> _Job_: Below are some records. Pull every line that contains the word "RMSVD".

Extracted data entries
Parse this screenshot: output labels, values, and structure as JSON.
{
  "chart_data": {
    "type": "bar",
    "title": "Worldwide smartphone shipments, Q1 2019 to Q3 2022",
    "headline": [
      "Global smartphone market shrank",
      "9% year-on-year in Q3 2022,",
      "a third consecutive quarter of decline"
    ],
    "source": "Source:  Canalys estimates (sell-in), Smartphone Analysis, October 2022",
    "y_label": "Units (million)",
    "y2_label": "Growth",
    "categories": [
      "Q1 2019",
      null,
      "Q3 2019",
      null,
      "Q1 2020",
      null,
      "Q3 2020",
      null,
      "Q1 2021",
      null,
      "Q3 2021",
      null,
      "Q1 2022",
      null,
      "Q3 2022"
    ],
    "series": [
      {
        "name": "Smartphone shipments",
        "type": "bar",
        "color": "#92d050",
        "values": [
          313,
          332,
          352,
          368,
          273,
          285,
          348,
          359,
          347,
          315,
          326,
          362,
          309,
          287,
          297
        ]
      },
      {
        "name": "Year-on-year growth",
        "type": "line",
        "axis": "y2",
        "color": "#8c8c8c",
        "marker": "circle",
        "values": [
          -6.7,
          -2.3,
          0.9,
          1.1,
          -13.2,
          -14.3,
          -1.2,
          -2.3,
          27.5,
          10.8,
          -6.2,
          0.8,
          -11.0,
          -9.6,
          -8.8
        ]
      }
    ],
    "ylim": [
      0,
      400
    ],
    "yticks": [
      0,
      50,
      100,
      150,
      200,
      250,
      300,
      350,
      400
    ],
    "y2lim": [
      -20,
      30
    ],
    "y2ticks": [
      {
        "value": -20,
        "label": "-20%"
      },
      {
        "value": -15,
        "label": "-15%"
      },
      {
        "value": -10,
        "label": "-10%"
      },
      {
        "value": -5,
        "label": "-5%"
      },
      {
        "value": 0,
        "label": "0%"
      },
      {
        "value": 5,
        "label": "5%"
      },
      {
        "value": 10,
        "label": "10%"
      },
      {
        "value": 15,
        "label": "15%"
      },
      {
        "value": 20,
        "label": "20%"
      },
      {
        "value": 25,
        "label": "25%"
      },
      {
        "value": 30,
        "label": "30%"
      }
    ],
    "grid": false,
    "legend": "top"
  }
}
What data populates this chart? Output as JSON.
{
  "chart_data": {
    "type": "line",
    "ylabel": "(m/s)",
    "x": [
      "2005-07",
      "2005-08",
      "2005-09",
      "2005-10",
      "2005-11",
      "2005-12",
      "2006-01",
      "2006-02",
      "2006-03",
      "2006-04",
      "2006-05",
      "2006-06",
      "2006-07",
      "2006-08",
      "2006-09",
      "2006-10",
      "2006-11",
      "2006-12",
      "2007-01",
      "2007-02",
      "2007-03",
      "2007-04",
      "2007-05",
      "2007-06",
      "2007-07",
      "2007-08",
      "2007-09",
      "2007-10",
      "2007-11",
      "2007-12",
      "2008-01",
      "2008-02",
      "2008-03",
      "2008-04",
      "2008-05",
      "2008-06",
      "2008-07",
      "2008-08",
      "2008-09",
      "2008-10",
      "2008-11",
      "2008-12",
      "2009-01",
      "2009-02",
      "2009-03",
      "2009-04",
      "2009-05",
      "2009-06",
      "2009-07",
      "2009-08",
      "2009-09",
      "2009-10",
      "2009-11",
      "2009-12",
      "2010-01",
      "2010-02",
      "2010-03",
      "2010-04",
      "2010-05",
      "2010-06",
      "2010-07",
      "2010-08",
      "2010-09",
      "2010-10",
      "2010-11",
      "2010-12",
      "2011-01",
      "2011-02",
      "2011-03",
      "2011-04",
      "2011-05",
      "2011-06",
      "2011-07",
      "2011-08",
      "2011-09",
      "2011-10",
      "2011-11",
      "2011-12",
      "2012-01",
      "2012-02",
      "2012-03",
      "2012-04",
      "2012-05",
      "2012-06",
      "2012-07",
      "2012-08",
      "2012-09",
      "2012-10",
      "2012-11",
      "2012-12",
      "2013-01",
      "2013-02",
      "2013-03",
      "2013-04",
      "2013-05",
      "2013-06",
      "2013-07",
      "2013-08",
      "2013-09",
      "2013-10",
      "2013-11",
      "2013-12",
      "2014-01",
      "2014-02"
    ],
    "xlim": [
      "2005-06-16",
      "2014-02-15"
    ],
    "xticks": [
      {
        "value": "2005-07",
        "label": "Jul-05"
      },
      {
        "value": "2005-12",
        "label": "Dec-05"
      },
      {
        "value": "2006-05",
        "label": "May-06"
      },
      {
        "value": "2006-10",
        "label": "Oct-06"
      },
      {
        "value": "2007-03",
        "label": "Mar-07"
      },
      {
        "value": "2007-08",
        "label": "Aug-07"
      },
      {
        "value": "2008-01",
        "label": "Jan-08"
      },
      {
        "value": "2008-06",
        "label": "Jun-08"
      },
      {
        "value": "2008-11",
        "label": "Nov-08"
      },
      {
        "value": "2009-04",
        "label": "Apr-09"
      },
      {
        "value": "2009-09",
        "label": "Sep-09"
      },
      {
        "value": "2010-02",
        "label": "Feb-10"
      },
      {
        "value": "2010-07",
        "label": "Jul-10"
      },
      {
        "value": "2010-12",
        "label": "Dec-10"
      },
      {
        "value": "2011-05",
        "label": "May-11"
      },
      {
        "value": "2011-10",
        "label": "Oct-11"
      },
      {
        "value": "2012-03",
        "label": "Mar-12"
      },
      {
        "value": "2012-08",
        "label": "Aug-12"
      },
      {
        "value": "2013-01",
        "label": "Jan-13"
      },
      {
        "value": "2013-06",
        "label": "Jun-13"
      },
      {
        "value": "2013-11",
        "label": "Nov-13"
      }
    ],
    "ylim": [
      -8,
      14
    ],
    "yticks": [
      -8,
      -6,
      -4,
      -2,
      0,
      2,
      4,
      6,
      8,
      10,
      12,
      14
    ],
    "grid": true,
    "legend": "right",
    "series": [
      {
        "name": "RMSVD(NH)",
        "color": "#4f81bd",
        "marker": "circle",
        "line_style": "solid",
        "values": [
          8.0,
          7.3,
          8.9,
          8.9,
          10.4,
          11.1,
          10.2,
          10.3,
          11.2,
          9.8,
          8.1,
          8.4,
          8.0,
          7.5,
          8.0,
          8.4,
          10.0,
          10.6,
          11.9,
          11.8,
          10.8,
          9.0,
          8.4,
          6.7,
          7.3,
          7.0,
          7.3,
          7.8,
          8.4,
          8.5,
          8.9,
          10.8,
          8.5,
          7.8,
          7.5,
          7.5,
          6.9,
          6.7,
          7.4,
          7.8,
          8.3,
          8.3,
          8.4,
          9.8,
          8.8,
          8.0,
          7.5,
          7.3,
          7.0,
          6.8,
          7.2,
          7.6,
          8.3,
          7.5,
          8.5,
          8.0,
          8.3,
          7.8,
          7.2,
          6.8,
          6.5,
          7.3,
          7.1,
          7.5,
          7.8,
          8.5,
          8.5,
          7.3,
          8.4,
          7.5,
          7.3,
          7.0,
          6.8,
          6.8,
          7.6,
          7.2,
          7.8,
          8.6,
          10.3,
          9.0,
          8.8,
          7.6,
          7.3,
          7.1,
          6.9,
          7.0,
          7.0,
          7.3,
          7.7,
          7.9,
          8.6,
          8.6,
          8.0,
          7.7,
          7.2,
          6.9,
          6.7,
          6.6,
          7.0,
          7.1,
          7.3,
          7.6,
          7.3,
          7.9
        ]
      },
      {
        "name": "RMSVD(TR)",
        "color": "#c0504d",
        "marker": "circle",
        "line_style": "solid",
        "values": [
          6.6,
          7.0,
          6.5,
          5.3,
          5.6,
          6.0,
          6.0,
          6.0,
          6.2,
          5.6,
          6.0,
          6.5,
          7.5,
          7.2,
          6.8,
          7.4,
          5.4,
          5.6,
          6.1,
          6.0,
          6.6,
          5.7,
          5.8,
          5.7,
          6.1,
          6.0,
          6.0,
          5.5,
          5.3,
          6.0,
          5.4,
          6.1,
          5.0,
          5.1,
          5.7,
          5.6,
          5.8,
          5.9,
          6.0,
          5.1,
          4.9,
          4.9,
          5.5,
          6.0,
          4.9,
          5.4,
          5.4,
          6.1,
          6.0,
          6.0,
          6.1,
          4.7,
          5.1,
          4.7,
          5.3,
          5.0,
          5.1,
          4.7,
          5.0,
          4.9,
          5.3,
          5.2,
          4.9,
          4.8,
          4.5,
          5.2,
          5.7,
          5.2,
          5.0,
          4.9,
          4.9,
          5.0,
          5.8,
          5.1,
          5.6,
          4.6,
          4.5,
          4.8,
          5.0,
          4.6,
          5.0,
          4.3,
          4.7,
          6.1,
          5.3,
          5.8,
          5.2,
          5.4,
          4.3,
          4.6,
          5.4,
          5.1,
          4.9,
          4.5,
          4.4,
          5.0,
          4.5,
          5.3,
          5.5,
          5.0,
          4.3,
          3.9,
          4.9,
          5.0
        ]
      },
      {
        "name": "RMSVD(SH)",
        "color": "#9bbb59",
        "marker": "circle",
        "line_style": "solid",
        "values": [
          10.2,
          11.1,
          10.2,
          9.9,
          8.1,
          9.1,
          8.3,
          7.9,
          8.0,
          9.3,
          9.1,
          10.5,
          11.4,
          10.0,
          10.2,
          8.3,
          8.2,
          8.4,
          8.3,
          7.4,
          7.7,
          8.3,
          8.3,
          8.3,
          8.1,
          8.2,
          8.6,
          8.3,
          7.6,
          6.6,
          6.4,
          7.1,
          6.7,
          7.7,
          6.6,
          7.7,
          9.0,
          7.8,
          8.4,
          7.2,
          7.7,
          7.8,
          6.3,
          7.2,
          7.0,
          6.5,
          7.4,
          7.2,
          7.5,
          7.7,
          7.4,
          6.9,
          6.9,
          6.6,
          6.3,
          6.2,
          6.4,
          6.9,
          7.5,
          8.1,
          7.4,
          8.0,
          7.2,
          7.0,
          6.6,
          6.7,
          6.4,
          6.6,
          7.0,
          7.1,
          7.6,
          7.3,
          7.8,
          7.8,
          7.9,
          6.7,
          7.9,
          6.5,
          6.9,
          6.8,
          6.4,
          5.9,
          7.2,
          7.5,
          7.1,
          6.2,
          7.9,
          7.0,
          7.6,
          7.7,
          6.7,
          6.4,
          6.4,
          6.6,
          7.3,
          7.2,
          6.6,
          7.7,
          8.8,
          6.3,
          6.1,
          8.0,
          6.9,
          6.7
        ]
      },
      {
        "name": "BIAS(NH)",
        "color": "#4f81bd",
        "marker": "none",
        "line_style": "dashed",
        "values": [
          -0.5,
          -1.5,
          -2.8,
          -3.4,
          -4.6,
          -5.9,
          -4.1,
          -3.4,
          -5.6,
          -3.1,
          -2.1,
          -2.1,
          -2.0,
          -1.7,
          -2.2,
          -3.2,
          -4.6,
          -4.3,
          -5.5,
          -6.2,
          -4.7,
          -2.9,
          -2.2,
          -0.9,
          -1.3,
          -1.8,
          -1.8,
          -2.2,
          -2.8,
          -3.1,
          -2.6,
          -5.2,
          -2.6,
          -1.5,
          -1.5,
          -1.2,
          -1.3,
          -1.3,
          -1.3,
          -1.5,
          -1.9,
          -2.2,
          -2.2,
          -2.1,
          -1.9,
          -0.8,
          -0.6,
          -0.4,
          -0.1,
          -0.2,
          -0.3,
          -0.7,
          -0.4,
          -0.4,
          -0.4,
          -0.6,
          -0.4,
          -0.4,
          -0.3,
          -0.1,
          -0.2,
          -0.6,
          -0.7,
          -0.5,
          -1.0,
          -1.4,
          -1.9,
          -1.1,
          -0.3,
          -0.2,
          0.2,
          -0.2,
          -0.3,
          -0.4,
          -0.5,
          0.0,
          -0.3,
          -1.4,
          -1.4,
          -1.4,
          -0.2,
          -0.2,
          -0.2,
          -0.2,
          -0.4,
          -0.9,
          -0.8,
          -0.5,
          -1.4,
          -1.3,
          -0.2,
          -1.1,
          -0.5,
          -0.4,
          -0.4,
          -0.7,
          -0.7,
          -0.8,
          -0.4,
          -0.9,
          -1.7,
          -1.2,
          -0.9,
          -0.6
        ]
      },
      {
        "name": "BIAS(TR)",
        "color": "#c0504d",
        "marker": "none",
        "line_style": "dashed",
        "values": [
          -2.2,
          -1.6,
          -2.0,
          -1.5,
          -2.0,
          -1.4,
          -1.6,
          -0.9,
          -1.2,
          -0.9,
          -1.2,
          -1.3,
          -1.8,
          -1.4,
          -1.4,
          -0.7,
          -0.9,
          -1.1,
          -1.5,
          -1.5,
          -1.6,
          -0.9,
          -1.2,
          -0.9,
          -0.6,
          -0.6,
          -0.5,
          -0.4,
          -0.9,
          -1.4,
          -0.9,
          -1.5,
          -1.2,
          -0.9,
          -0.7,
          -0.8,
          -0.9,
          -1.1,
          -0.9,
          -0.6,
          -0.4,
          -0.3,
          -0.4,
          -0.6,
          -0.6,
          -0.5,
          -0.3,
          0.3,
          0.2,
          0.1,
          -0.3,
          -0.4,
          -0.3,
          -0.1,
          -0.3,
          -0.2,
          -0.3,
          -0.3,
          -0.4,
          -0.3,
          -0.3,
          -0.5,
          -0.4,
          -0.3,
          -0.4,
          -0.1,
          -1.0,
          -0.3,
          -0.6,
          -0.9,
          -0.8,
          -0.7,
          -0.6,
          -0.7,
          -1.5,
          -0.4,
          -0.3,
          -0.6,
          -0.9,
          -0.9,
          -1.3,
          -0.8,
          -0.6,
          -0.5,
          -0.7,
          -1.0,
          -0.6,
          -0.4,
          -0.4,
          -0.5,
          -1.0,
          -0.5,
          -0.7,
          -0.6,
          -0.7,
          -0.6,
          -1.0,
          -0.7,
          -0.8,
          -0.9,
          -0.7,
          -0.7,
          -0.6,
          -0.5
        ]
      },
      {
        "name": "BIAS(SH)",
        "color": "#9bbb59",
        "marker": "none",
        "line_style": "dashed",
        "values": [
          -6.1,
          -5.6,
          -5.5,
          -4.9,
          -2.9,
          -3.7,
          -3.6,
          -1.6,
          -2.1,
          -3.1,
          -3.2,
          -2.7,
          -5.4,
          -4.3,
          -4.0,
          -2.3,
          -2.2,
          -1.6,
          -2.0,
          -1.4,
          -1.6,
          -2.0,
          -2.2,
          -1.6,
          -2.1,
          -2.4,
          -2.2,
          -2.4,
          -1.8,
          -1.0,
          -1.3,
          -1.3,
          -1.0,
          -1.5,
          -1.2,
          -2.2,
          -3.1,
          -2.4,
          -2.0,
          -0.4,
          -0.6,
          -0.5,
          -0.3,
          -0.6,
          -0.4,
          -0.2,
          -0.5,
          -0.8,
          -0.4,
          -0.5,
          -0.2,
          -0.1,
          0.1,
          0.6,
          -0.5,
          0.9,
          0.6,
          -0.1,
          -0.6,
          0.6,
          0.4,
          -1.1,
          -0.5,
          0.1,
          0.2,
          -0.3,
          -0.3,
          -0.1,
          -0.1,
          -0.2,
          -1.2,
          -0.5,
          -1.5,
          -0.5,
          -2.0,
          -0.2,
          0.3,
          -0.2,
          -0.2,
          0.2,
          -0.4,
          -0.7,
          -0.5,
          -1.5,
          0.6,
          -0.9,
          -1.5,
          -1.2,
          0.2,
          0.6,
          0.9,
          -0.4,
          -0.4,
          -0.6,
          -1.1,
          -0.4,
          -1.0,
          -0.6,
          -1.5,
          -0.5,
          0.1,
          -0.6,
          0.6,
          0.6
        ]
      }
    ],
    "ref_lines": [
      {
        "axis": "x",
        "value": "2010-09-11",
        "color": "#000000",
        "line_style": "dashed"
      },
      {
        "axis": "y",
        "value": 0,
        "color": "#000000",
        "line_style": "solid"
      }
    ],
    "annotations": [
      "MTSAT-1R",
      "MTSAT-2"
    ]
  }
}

> _Result_:
        "name": "RMSVD(NH)",
        "name": "RMSVD(TR)",
        "name": "RMSVD(SH)",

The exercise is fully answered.